→ **Приведённый отрывок**:
===

Рассказывали, многие видели, как Зина Васильевна выскочила из каюты старпома, на бегу приводя волосы в порядок. Потом старпом пару дней не разговаривал со мною. Но он был хорошим и незлопамятным человеком. А я больше никогда не делал таких оплошностей.
* * *
Пока я был в очередном отпуске, плавбаза сделала рейс к Шотландским островам и вернулась в Клайпеду. Приняв дела от моего подменщика, я зашёл в кают-компанию поужинать. Уселся на своё место и вдруг узрел, что у нас буфетчица уже не Зина Васильевна, а молоденькая красивая девушка с родинкой на щеке по имени Маша. Она приехала из Тургеневских мест, кажется оттуда, где Бежин луг. Деревенская, чистая девушка, которую вскоре все называли Машенька. Гена, 3-й штурман, сразу предупредил меня: «Смотри, не вздумай глаз положить — капитан съест». Понятно! Всё стало на свои места. Нашему капитану, которого мы все уважали, было где-то под сорок. Но это ничего. Беда была в том, что он имел приличный животик, как многие евреи. И вскоре Маша пожаловалась мне (я был комсоргом на судне), что капитан всё настойчивее и настойчивее пристаёт: «А я не хочу даже смотреть на его живот. Он мне не нравится». — «А кто тебе нравится?» — «Ты, другие молодые ребята…»

===

→ **Что нужно сделать**: Повторите дословно часть отрывка выше, которая начинается со слов, содержащих «Рассказывали, многие видели, как», и заканчивается словами «делал таких оплошностей.».

===

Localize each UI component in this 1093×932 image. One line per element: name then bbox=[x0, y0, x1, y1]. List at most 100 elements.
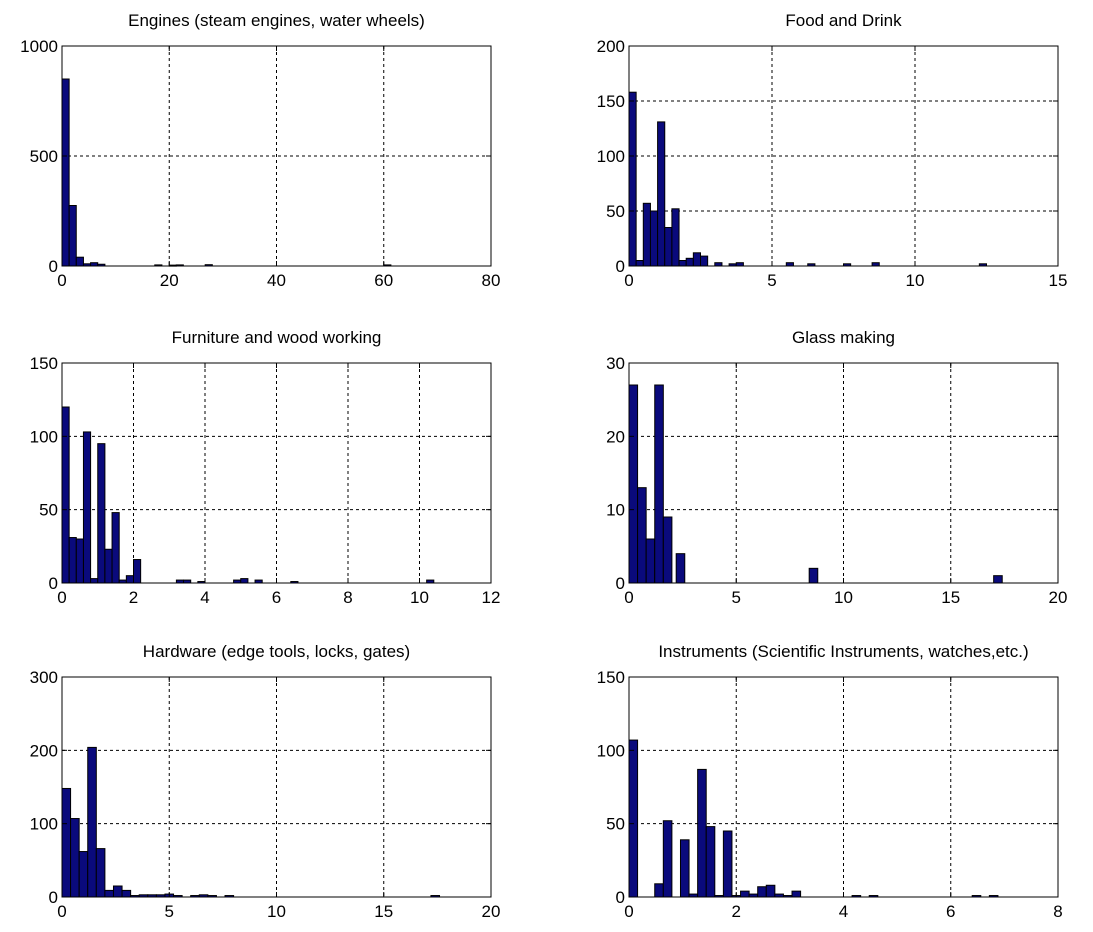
chart-title: Furniture and wood working bbox=[172, 328, 382, 347]
y-tick-label: 200 bbox=[597, 37, 625, 56]
histogram-bar bbox=[705, 826, 716, 898]
y-tick-label: 50 bbox=[39, 501, 58, 520]
y-tick-label: 0 bbox=[49, 574, 58, 593]
x-tick-label: 2 bbox=[129, 588, 138, 607]
chart-title: Glass making bbox=[792, 328, 895, 347]
histogram-bar bbox=[791, 890, 802, 898]
histogram-bar bbox=[121, 889, 132, 898]
x-tick-label: 20 bbox=[482, 902, 501, 921]
y-tick-label: 0 bbox=[49, 257, 58, 276]
histogram-bar bbox=[87, 746, 97, 898]
y-tick-label: 100 bbox=[30, 427, 58, 446]
histogram-bar bbox=[61, 787, 72, 898]
histogram-bar bbox=[104, 548, 113, 584]
histogram-bar bbox=[68, 205, 77, 267]
y-tick-label: 300 bbox=[30, 668, 58, 687]
y-tick-label: 0 bbox=[616, 257, 625, 276]
y-tick-label: 0 bbox=[616, 574, 625, 593]
histogram-bar bbox=[628, 384, 639, 584]
histogram-bar bbox=[133, 559, 142, 584]
x-tick-label: 0 bbox=[624, 271, 633, 290]
y-tick-label: 150 bbox=[597, 92, 625, 111]
histogram-bar bbox=[657, 121, 666, 267]
x-tick-label: 4 bbox=[839, 902, 848, 921]
x-tick-label: 15 bbox=[941, 588, 960, 607]
y-tick-label: 100 bbox=[597, 147, 625, 166]
x-tick-label: 6 bbox=[272, 588, 281, 607]
histogram-bar bbox=[662, 516, 673, 584]
histogram-bar bbox=[679, 839, 690, 898]
histogram-bar bbox=[78, 851, 89, 898]
x-tick-label: 0 bbox=[57, 271, 66, 290]
axes-frame bbox=[628, 45, 1059, 267]
x-tick-label: 15 bbox=[374, 902, 393, 921]
histogram-bar bbox=[808, 567, 819, 584]
y-tick-label: 50 bbox=[606, 202, 625, 221]
x-tick-label: 20 bbox=[160, 271, 179, 290]
y-tick-label: 150 bbox=[30, 354, 58, 373]
histogram-bar bbox=[675, 553, 686, 584]
y-tick-label: 150 bbox=[597, 668, 625, 687]
y-tick-label: 10 bbox=[606, 501, 625, 520]
chart-title: Engines (steam engines, water wheels) bbox=[128, 11, 425, 30]
x-tick-label: 2 bbox=[732, 902, 741, 921]
histogram-bar bbox=[685, 257, 694, 267]
histogram-bar bbox=[993, 575, 1003, 584]
histogram-bar bbox=[90, 578, 99, 584]
histogram-bar bbox=[635, 260, 644, 267]
y-tick-label: 0 bbox=[49, 888, 58, 907]
x-tick-label: 5 bbox=[732, 588, 741, 607]
x-tick-label: 8 bbox=[1053, 902, 1062, 921]
y-tick-label: 30 bbox=[606, 354, 625, 373]
histogram-bar bbox=[757, 886, 767, 898]
histogram-bar bbox=[692, 252, 701, 267]
x-tick-label: 12 bbox=[482, 588, 501, 607]
histogram-panel-3: 0 2 4 6 8 10 12 0 50 100 150 Furniture and wood wor… bbox=[30, 328, 501, 607]
histogram-bar bbox=[628, 739, 639, 898]
histogram-bar bbox=[75, 538, 84, 584]
x-tick-label: 5 bbox=[165, 902, 174, 921]
histogram-bar bbox=[240, 578, 249, 584]
histogram-bar bbox=[649, 210, 659, 267]
x-tick-label: 5 bbox=[767, 271, 776, 290]
y-tick-label: 200 bbox=[30, 741, 58, 760]
y-tick-label: 1000 bbox=[20, 37, 58, 56]
y-tick-label: 50 bbox=[606, 815, 625, 834]
histogram-bar bbox=[765, 884, 776, 898]
x-tick-label: 0 bbox=[624, 902, 633, 921]
chart-title: Hardware (edge tools, locks, gates) bbox=[143, 642, 410, 661]
histogram-bar bbox=[654, 384, 664, 584]
x-tick-label: 80 bbox=[482, 271, 501, 290]
x-tick-label: 10 bbox=[834, 588, 853, 607]
x-tick-label: 6 bbox=[946, 902, 955, 921]
x-tick-label: 40 bbox=[267, 271, 286, 290]
histogram-bar bbox=[104, 889, 114, 898]
x-tick-label: 4 bbox=[200, 588, 209, 607]
chart-title: Instruments (Scientific Instruments, wat… bbox=[658, 642, 1028, 661]
histogram-bar bbox=[628, 91, 637, 267]
histogram-bar bbox=[637, 487, 647, 584]
x-tick-label: 20 bbox=[1049, 588, 1068, 607]
x-tick-label: 10 bbox=[410, 588, 429, 607]
histogram-bar bbox=[642, 202, 651, 267]
histogram-bar bbox=[70, 818, 80, 898]
x-tick-label: 0 bbox=[624, 588, 633, 607]
histogram-bar bbox=[61, 406, 70, 584]
histogram-bar bbox=[125, 575, 134, 584]
histogram-panel-4: 0 5 10 15 20 0 10 20 30 Glass making bbox=[606, 328, 1067, 607]
histogram-bar bbox=[700, 255, 709, 267]
y-tick-label: 100 bbox=[30, 815, 58, 834]
histogram-bar bbox=[97, 443, 106, 584]
x-tick-label: 10 bbox=[906, 271, 925, 290]
histogram-bar bbox=[722, 830, 733, 898]
histogram-bar bbox=[671, 208, 680, 267]
histogram-bar bbox=[82, 431, 92, 584]
histogram-bar bbox=[740, 890, 750, 898]
histogram-bar bbox=[68, 537, 77, 584]
histogram-bar bbox=[645, 538, 656, 584]
histogram-bar bbox=[697, 768, 707, 898]
histogram-panel-6: 0 2 4 6 8 0 50 100 150 Instruments (Scientific In… bbox=[597, 642, 1063, 921]
x-tick-label: 15 bbox=[1049, 271, 1068, 290]
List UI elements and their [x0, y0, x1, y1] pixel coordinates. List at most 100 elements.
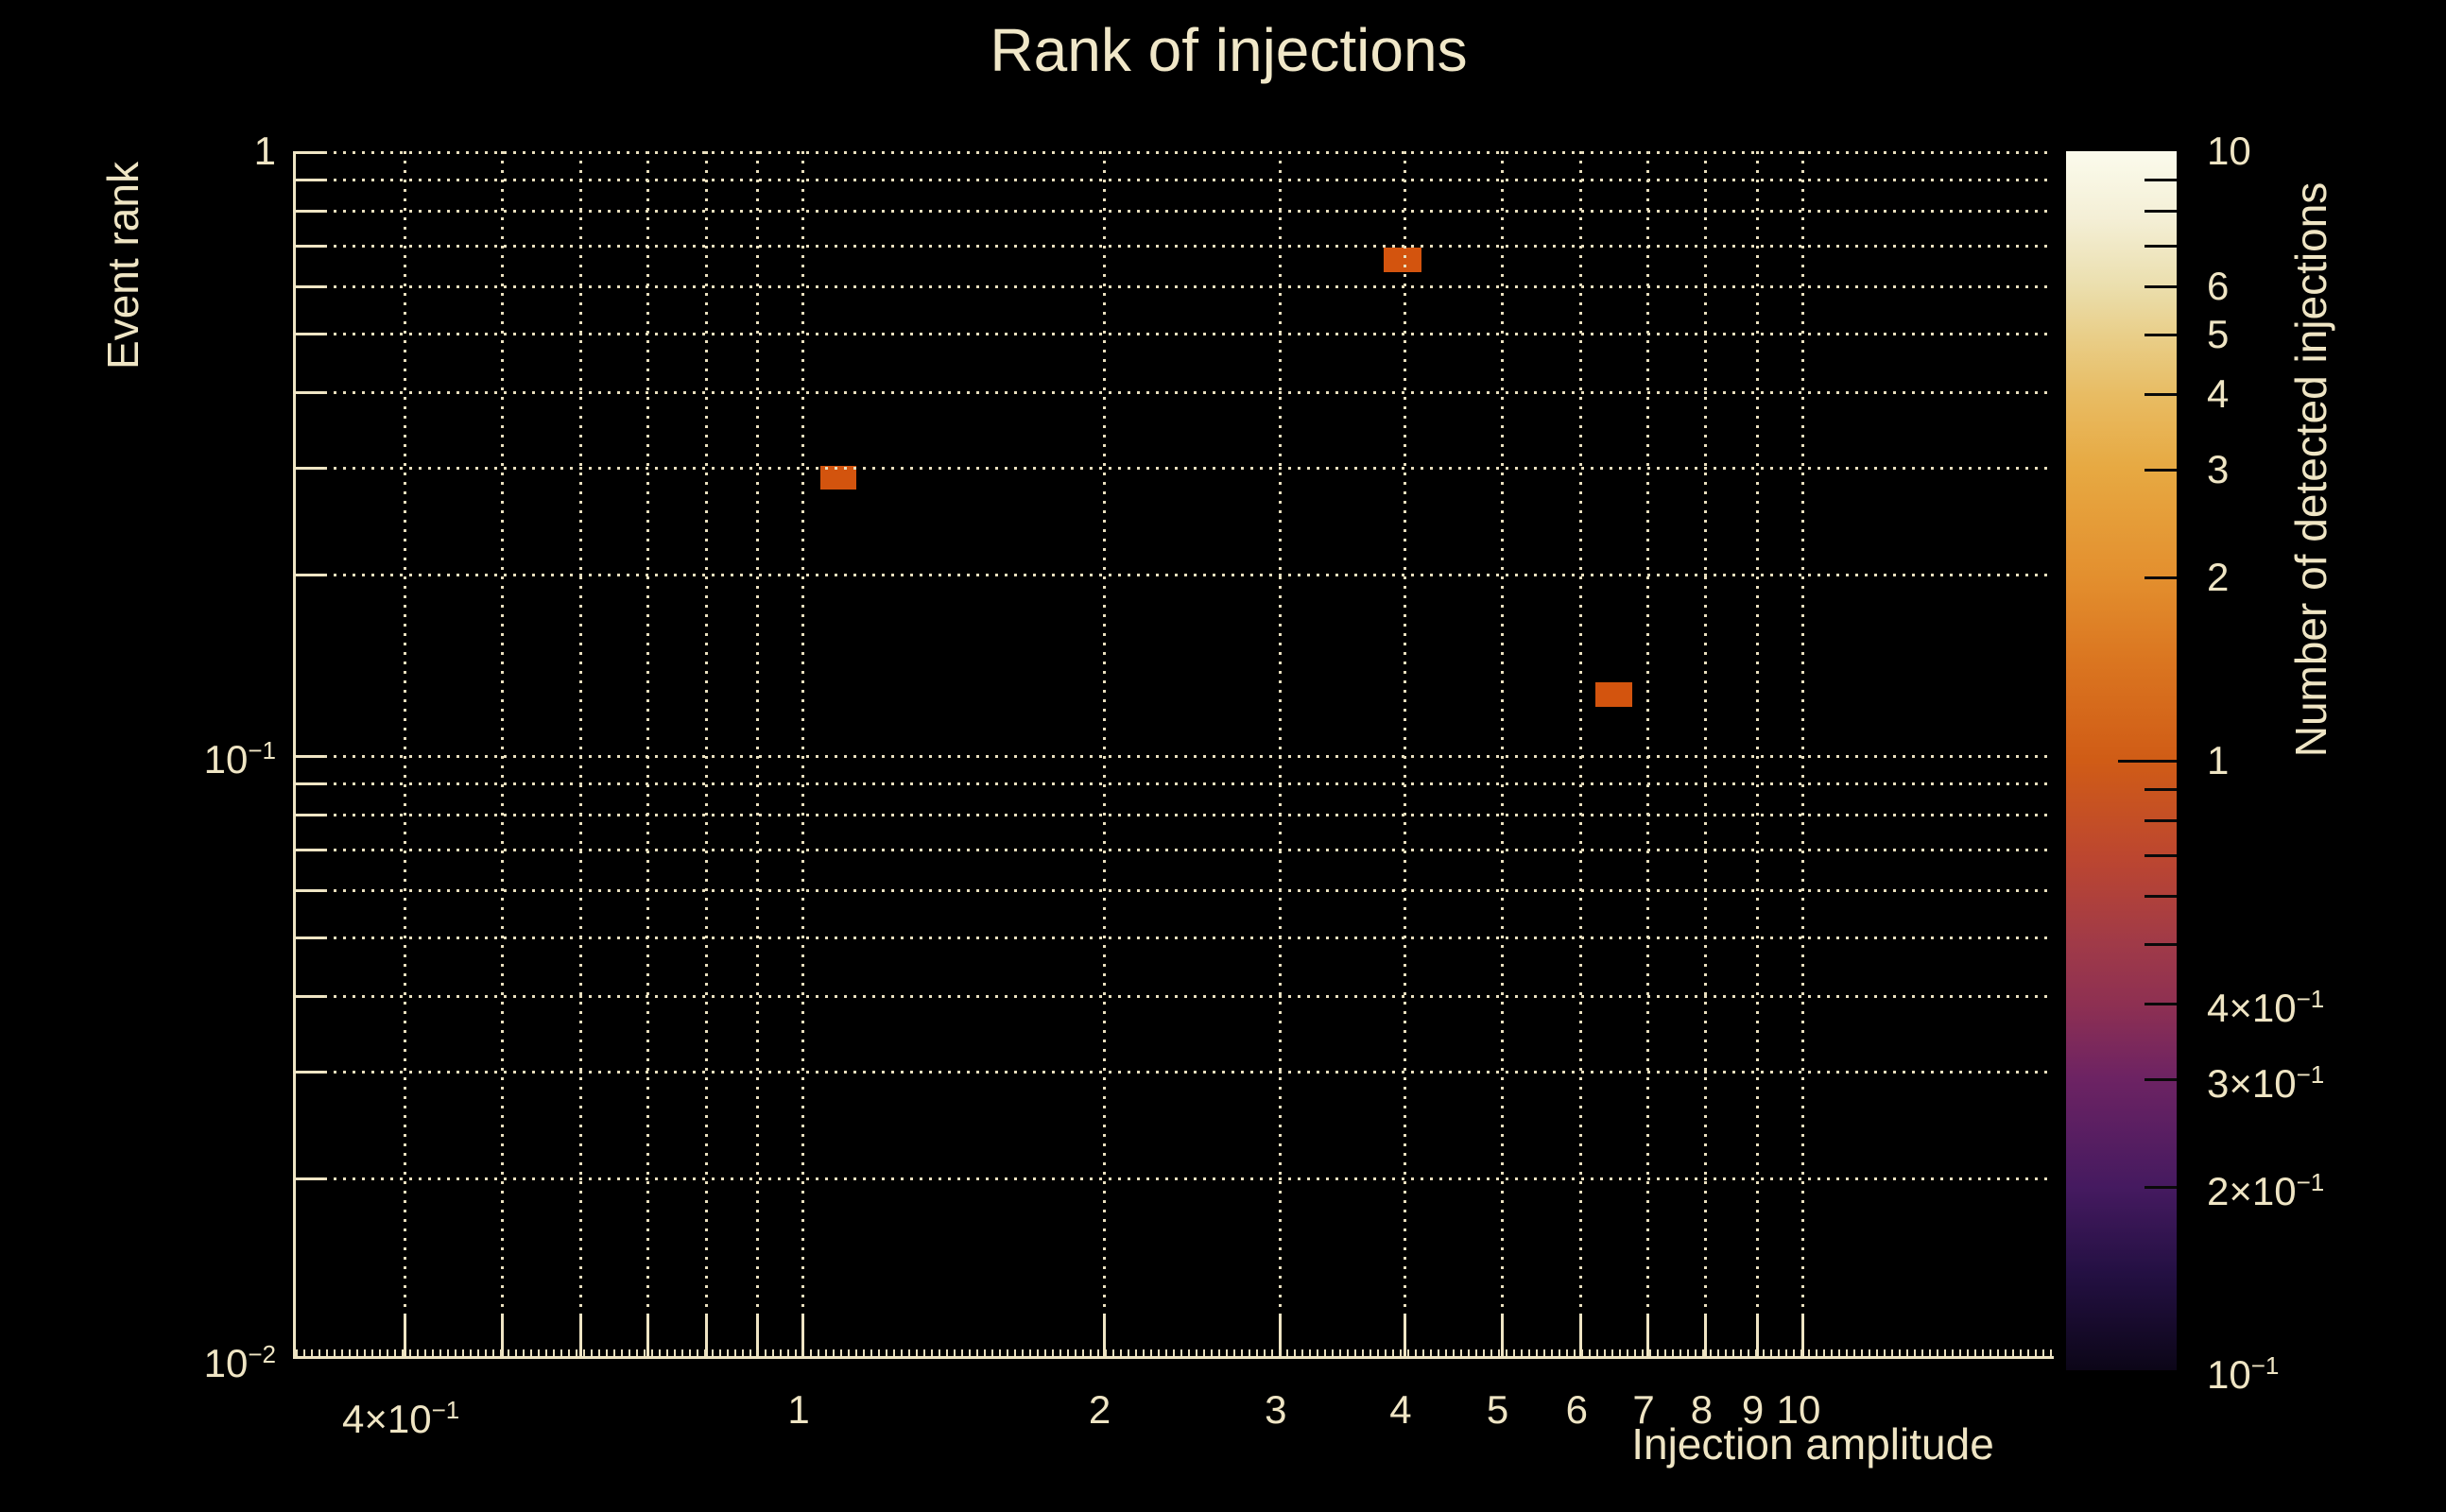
y-tick-0.7	[296, 244, 324, 248]
colorbar-title: Number of detected injections	[2286, 181, 2335, 758]
colorbar-tick-0.9	[2145, 787, 2177, 791]
colorbar-label-4: 4	[2207, 370, 2230, 416]
y-tick-0.05	[296, 936, 324, 940]
gridline-x-9	[1755, 151, 1759, 1356]
gridline-x-2	[1102, 151, 1106, 1356]
x-tick-label-8: 8	[1690, 1387, 1714, 1432]
gridline-x-6	[1579, 151, 1583, 1356]
gridline-y-0.1	[296, 755, 2054, 758]
gridline-x-3	[1278, 151, 1282, 1356]
y-tick-0.03	[296, 1071, 324, 1074]
x-tick-label-4: 4	[1389, 1387, 1412, 1432]
y-tick-0.08	[296, 813, 324, 816]
gridline-y-0.09	[296, 782, 2054, 786]
colorbar-tick-6	[2145, 285, 2177, 289]
gridline-y-0.8	[296, 209, 2054, 213]
gridline-x-0.5	[500, 151, 504, 1356]
y-tick-0.07	[296, 848, 324, 851]
colorbar-tick-0.2	[2145, 1185, 2177, 1189]
x-tick-label-2: 2	[1088, 1387, 1111, 1432]
gridline-y-0.4	[296, 391, 2054, 395]
colorbar-tick-0.3	[2145, 1078, 2177, 1082]
x-tick-label-1: 1	[787, 1387, 810, 1432]
x-tick-6	[1579, 1314, 1583, 1356]
gridline-y-0.6	[296, 284, 2054, 288]
gridline-y-0.04	[296, 995, 2054, 999]
gridline-x-10	[1800, 151, 1804, 1356]
y-tick-0.4	[296, 391, 324, 395]
colorbar-tick-0.7	[2145, 853, 2177, 857]
y-tick-0.6	[296, 284, 324, 288]
x-tick-0.8	[704, 1314, 708, 1356]
colorbar-tick-0.4	[2145, 1002, 2177, 1005]
colorbar-tick-0.6	[2145, 895, 2177, 899]
gridline-y-0.06	[296, 888, 2054, 892]
x-tick-0.7	[646, 1314, 650, 1356]
colorbar-label-6: 6	[2207, 264, 2230, 309]
heatmap-cell	[1383, 248, 1422, 273]
gridline-y-0.3	[296, 467, 2054, 471]
gridline-x-0.8	[704, 151, 708, 1356]
heatmap-cell	[1594, 681, 1632, 708]
gridline-y-0.02	[296, 1177, 2054, 1180]
chart-title: Rank of injections	[990, 16, 1468, 84]
colorbar-label-0.2: 2×10−1	[2207, 1167, 2325, 1213]
colorbar-tick-8	[2145, 209, 2177, 213]
x-tick-10	[1800, 1314, 1804, 1356]
gridline-y-0.9	[296, 179, 2054, 182]
x-axis-title: Injection amplitude	[1631, 1419, 1994, 1469]
gridline-x-8	[1704, 151, 1708, 1356]
y-tick-label-1: 1	[253, 129, 276, 173]
plot-area	[293, 151, 2054, 1359]
x-tick-0.4	[404, 1314, 407, 1356]
x-tick-label-10: 10	[1776, 1387, 1821, 1432]
gridline-y-0.7	[296, 244, 2054, 248]
colorbar-label-0.4: 4×10−1	[2207, 984, 2325, 1030]
x-tick-3	[1278, 1314, 1282, 1356]
colorbar-major-tick-1	[2118, 760, 2177, 763]
x-tick-label-6: 6	[1565, 1387, 1588, 1432]
y-tick-0.9	[296, 179, 324, 182]
y-tick-0.02	[296, 1177, 324, 1180]
gridline-x-1	[801, 151, 805, 1356]
gridline-y-1	[296, 151, 2054, 154]
x-tick-label-0.4: 4×10−1	[341, 1396, 460, 1441]
gridline-y-0.08	[296, 813, 2054, 816]
y-tick-0.1	[296, 755, 324, 758]
y-tick-label-0.1: 10−1	[203, 736, 276, 782]
colorbar-label-1: 1	[2207, 738, 2230, 782]
gridline-y-0.05	[296, 936, 2054, 940]
y-axis-title: Event rank	[98, 162, 147, 369]
gridline-x-7	[1646, 151, 1650, 1356]
colorbar-tick-9	[2145, 178, 2177, 181]
y-tick-0.3	[296, 467, 324, 471]
y-tick-label-0.01: 10−2	[203, 1340, 276, 1385]
gridline-x-0.7	[646, 151, 650, 1356]
x-tick-2	[1102, 1314, 1106, 1356]
gridline-x-5	[1500, 151, 1504, 1356]
x-tick-5	[1500, 1314, 1504, 1356]
x-tick-9	[1755, 1314, 1759, 1356]
colorbar-label-2: 2	[2207, 554, 2230, 599]
colorbar-tick-0.8	[2145, 818, 2177, 822]
y-tick-0.04	[296, 995, 324, 999]
colorbar-tick-7	[2145, 244, 2177, 248]
y-tick-0.2	[296, 573, 324, 576]
x-tick-4	[1403, 1314, 1406, 1356]
heatmap-cells-layer	[296, 151, 2054, 1356]
colorbar-label-0.1: 10−1	[2207, 1351, 2280, 1397]
x-tick-0.6	[579, 1314, 583, 1356]
y-tick-0.5	[296, 333, 324, 336]
heatmap-cell	[820, 466, 856, 490]
gridline-x-4	[1403, 151, 1406, 1356]
gridline-x-0.9	[755, 151, 759, 1356]
x-axis-minor-ticks	[296, 1349, 2054, 1356]
x-tick-7	[1646, 1314, 1650, 1356]
colorbar-tick-2	[2145, 576, 2177, 579]
colorbar-tick-5	[2145, 334, 2177, 337]
x-tick-8	[1704, 1314, 1708, 1356]
gridline-y-0.2	[296, 573, 2054, 576]
colorbar-label-0.3: 3×10−1	[2207, 1060, 2325, 1107]
colorbar-tick-3	[2145, 469, 2177, 472]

===

→ **Полный ответ**:
Рассказывали, многие видели, как Зина Васильевна выскочила из каюты старпома, на бегу приводя волосы в порядок. Потом старпом пару дней не разговаривал со мною. Но он был хорошим и незлопамятным человеком. А я больше никогда не делал таких оплошностей.